___ RECORDS PROVIDED ___

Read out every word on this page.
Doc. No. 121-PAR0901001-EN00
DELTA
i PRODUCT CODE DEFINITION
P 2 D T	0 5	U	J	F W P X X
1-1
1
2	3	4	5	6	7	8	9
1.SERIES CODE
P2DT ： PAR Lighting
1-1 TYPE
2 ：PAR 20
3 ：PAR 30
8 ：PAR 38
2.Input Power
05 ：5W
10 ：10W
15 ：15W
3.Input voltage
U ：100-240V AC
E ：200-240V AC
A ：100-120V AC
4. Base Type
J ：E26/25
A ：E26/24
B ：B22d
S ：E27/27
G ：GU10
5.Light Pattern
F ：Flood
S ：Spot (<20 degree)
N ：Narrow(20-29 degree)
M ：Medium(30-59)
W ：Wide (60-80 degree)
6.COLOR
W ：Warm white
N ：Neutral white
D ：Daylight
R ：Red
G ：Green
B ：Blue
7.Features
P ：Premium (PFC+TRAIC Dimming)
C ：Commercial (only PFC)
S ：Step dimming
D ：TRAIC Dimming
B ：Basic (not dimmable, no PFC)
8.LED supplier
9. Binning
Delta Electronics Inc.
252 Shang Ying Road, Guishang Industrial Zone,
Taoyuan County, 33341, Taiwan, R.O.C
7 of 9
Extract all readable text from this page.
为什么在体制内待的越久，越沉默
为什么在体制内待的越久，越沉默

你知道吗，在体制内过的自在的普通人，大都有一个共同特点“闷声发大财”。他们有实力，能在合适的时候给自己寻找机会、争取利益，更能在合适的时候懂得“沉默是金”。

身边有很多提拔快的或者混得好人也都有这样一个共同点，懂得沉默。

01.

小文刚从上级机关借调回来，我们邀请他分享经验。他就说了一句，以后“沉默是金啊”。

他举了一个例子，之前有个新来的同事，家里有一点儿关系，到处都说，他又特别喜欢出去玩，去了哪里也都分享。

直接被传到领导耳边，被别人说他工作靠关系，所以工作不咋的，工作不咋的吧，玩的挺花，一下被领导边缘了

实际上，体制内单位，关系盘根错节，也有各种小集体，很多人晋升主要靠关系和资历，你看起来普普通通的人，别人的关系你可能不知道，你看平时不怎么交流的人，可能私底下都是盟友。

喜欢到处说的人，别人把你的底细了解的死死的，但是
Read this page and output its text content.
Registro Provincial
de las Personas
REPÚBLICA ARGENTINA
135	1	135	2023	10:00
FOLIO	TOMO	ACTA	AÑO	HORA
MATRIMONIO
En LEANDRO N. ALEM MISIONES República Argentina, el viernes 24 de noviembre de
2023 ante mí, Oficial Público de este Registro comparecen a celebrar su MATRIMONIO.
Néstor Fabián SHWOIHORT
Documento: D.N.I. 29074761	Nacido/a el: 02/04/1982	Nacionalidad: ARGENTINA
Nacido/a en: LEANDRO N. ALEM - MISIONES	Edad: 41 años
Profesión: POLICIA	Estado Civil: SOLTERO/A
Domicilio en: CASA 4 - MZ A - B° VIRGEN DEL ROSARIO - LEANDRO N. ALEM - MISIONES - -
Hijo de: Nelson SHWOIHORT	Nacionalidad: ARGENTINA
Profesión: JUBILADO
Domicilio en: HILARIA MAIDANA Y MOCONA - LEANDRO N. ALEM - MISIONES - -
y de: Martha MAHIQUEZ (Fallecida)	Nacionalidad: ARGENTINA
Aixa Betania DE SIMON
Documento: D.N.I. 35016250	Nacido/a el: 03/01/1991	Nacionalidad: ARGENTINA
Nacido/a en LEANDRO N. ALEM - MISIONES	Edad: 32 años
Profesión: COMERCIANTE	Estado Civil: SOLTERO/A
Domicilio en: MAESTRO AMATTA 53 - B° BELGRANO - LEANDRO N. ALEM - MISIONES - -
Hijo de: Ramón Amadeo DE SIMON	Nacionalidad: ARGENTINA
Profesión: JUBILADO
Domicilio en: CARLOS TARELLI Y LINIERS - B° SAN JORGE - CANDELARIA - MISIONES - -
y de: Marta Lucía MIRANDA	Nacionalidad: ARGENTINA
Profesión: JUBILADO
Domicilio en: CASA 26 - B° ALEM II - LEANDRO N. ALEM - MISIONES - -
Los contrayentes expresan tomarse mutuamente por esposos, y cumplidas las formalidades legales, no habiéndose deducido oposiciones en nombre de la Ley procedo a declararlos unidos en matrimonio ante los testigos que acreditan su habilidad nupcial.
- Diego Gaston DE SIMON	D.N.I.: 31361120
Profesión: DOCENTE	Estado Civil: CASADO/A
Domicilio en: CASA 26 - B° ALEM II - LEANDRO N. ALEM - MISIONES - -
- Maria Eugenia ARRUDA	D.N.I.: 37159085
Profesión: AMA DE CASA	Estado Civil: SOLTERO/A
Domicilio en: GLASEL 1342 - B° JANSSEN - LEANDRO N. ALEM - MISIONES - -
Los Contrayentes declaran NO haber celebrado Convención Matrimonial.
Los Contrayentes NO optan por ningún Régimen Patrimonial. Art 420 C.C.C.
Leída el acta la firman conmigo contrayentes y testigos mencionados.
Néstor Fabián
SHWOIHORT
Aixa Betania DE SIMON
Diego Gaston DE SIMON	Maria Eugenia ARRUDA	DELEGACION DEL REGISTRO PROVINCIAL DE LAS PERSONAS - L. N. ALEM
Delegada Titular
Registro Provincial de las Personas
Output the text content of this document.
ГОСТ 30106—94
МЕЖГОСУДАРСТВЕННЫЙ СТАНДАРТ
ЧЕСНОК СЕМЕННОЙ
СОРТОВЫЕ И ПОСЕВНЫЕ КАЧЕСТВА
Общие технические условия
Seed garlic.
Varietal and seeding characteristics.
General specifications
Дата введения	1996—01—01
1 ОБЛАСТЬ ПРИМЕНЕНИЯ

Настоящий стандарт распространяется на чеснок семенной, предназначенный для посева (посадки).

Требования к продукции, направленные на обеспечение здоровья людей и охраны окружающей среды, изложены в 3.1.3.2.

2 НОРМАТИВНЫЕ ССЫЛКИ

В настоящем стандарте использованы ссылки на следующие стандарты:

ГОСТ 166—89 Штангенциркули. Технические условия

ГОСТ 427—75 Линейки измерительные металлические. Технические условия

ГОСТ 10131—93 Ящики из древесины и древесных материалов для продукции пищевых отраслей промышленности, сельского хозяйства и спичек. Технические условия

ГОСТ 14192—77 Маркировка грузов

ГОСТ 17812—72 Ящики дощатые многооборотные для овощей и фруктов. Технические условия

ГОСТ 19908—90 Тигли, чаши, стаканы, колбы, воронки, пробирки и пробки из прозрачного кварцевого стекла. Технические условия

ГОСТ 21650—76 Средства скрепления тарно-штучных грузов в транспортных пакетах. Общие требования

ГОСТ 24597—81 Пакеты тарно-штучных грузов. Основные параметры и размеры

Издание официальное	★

___

● **TASK**
Repeat the listing above without any change.

● **TASK OUTPUT**
Read out every word on this page.
Doc. No. 121-PAR0901001-EN00
DELTA
i PRODUCT CODE DEFINITION
P 2 D T	0 5	U	J	F W P X X
1-1
1
2	3	4	5	6	7	8	9
1.SERIES CODE
P2DT ： PAR Lighting
1-1 TYPE
2 ：PAR 20
3 ：PAR 30
8 ：PAR 38
2.Input Power
05 ：5W
10 ：10W
15 ：15W
3.Input voltage
U ：100-240V AC
E ：200-240V AC
A ：100-120V AC
4. Base Type
J ：E26/25
A ：E26/24
B ：B22d
S ：E27/27
G ：GU10
5.Light Pattern
F ：Flood
S ：Spot (<20 degree)
N ：Narrow(20-29 degree)
M ：Medium(30-59)
W ：Wide (60-80 degree)
6.COLOR
W ：Warm white
N ：Neutral white
D ：Daylight
R ：Red
G ：Green
B ：Blue
7.Features
P ：Premium (PFC+TRAIC Dimming)
C ：Commercial (only PFC)
S ：Step dimming
D ：TRAIC Dimming
B ：Basic (not dimmable, no PFC)
8.LED supplier
9. Binning
Delta Electronics Inc.
252 Shang Ying Road, Guishang Industrial Zone,
Taoyuan County, 33341, Taiwan, R.O.C
7 of 9
Extract all readable text from this page.
为什么在体制内待的越久，越沉默
为什么在体制内待的越久，越沉默

你知道吗，在体制内过的自在的普通人，大都有一个共同特点“闷声发大财”。他们有实力，能在合适的时候给自己寻找机会、争取利益，更能在合适的时候懂得“沉默是金”。

身边有很多提拔快的或者混得好人也都有这样一个共同点，懂得沉默。

01.

小文刚从上级机关借调回来，我们邀请他分享经验。他就说了一句，以后“沉默是金啊”。

他举了一个例子，之前有个新来的同事，家里有一点儿关系，到处都说，他又特别喜欢出去玩，去了哪里也都分享。

直接被传到领导耳边，被别人说他工作靠关系，所以工作不咋的，工作不咋的吧，玩的挺花，一下被领导边缘了

实际上，体制内单位，关系盘根错节，也有各种小集体，很多人晋升主要靠关系和资历，你看起来普普通通的人，别人的关系你可能不知道，你看平时不怎么交流的人，可能私底下都是盟友。

喜欢到处说的人，别人把你的底细了解的死死的，但是
Read this page and output its text content.
Registro Provincial
de las Personas
REPÚBLICA ARGENTINA
135	1	135	2023	10:00
FOLIO	TOMO	ACTA	AÑO	HORA
MATRIMONIO
En LEANDRO N. ALEM MISIONES República Argentina, el viernes 24 de noviembre de
2023 ante mí, Oficial Público de este Registro comparecen a celebrar su MATRIMONIO.
Néstor Fabián SHWOIHORT
Documento: D.N.I. 29074761	Nacido/a el: 02/04/1982	Nacionalidad: ARGENTINA
Nacido/a en: LEANDRO N. ALEM - MISIONES	Edad: 41 años
Profesión: POLICIA	Estado Civil: SOLTERO/A
Domicilio en: CASA 4 - MZ A - B° VIRGEN DEL ROSARIO - LEANDRO N. ALEM - MISIONES - -
Hijo de: Nelson SHWOIHORT	Nacionalidad: ARGENTINA
Profesión: JUBILADO
Domicilio en: HILARIA MAIDANA Y MOCONA - LEANDRO N. ALEM - MISIONES - -
y de: Martha MAHIQUEZ (Fallecida)	Nacionalidad: ARGENTINA
Aixa Betania DE SIMON
Documento: D.N.I. 35016250	Nacido/a el: 03/01/1991	Nacionalidad: ARGENTINA
Nacido/a en LEANDRO N. ALEM - MISIONES	Edad: 32 años
Profesión: COMERCIANTE	Estado Civil: SOLTERO/A
Domicilio en: MAESTRO AMATTA 53 - B° BELGRANO - LEANDRO N. ALEM - MISIONES - -
Hijo de: Ramón Amadeo DE SIMON	Nacionalidad: ARGENTINA
Profesión: JUBILADO
Domicilio en: CARLOS TARELLI Y LINIERS - B° SAN JORGE - CANDELARIA - MISIONES - -
y de: Marta Lucía MIRANDA	Nacionalidad: ARGENTINA
Profesión: JUBILADO
Domicilio en: CASA 26 - B° ALEM II - LEANDRO N. ALEM - MISIONES - -
Los contrayentes expresan tomarse mutuamente por esposos, y cumplidas las formalidades legales, no habiéndose deducido oposiciones en nombre de la Ley procedo a declararlos unidos en matrimonio ante los testigos que acreditan su habilidad nupcial.
- Diego Gaston DE SIMON	D.N.I.: 31361120
Profesión: DOCENTE	Estado Civil: CASADO/A
Domicilio en: CASA 26 - B° ALEM II - LEANDRO N. ALEM - MISIONES - -
- Maria Eugenia ARRUDA	D.N.I.: 37159085
Profesión: AMA DE CASA	Estado Civil: SOLTERO/A
Domicilio en: GLASEL 1342 - B° JANSSEN - LEANDRO N. ALEM - MISIONES - -
Los Contrayentes declaran NO haber celebrado Convención Matrimonial.
Los Contrayentes NO optan por ningún Régimen Patrimonial. Art 420 C.C.C.
Leída el acta la firman conmigo contrayentes y testigos mencionados.
Néstor Fabián
SHWOIHORT
Aixa Betania DE SIMON
Diego Gaston DE SIMON	Maria Eugenia ARRUDA	DELEGACION DEL REGISTRO PROVINCIAL DE LAS PERSONAS - L. N. ALEM
Delegada Titular
Registro Provincial de las Personas
Output the text content of this document.
ГОСТ 30106—94
МЕЖГОСУДАРСТВЕННЫЙ СТАНДАРТ
ЧЕСНОК СЕМЕННОЙ
СОРТОВЫЕ И ПОСЕВНЫЕ КАЧЕСТВА
Общие технические условия
Seed garlic.
Varietal and seeding characteristics.
General specifications
Дата введения	1996—01—01
1 ОБЛАСТЬ ПРИМЕНЕНИЯ

Настоящий стандарт распространяется на чеснок семенной, предназначенный для посева (посадки).

Требования к продукции, направленные на обеспечение здоровья людей и охраны окружающей среды, изложены в 3.1.3.2.

2 НОРМАТИВНЫЕ ССЫЛКИ

В настоящем стандарте использованы ссылки на следующие стандарты:

ГОСТ 166—89 Штангенциркули. Технические условия

ГОСТ 427—75 Линейки измерительные металлические. Технические условия

ГОСТ 10131—93 Ящики из древесины и древесных материалов для продукции пищевых отраслей промышленности, сельского хозяйства и спичек. Технические условия

ГОСТ 14192—77 Маркировка грузов

ГОСТ 17812—72 Ящики дощатые многооборотные для овощей и фруктов. Технические условия

ГОСТ 19908—90 Тигли, чаши, стаканы, колбы, воронки, пробирки и пробки из прозрачного кварцевого стекла. Технические условия

ГОСТ 21650—76 Средства скрепления тарно-штучных грузов в транспортных пакетах. Общие требования

ГОСТ 24597—81 Пакеты тарно-штучных грузов. Основные параметры и размеры

Издание официальное	★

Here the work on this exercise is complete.